## Begin

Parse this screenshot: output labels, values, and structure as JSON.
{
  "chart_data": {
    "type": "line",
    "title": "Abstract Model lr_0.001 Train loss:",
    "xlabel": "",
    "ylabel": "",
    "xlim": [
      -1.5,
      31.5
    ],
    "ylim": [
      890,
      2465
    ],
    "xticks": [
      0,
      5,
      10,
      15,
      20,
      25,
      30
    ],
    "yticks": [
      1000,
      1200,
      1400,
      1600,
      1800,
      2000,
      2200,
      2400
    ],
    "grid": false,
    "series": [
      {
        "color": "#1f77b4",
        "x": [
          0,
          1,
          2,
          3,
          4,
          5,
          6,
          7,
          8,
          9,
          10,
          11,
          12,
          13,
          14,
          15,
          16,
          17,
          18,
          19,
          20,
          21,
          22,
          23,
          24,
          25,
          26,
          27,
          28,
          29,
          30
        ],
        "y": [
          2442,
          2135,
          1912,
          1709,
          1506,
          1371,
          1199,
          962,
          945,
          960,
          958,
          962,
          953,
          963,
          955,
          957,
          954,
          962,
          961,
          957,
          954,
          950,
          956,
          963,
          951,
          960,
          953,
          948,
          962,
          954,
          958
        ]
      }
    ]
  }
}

## End

Extract all of the data exactly as written.

Parse this screenshot: output labels, values, and structure as JSON.
{
  "chart_data": {
    "type": "line",
    "title": "Abstract Model lr_0.001 Train loss:",
    "xlabel": "",
    "ylabel": "",
    "xlim": [
      -1.5,
      31.5
    ],
    "ylim": [
      890,
      2465
    ],
    "xticks": [
      0,
      5,
      10,
      15,
      20,
      25,
      30
    ],
    "yticks": [
      1000,
      1200,
      1400,
      1600,
      1800,
      2000,
      2200,
      2400
    ],
    "grid": false,
    "series": [
      {
        "color": "#1f77b4",
        "x": [
          0,
          1,
          2,
          3,
          4,
          5,
          6,
          7,
          8,
          9,
          10,
          11,
          12,
          13,
          14,
          15,
          16,
          17,
          18,
          19,
          20,
          21,
          22,
          23,
          24,
          25,
          26,
          27,
          28,
          29,
          30
        ],
        "y": [
          2442,
          2135,
          1912,
          1709,
          1506,
          1371,
          1199,
          962,
          945,
          960,
          958,
          962,
          953,
          963,
          955,
          957,
          954,
          962,
          961,
          957,
          954,
          950,
          956,
          963,
          951,
          960,
          953,
          948,
          962,
          954,
          958
        ]
      }
    ]
  }
}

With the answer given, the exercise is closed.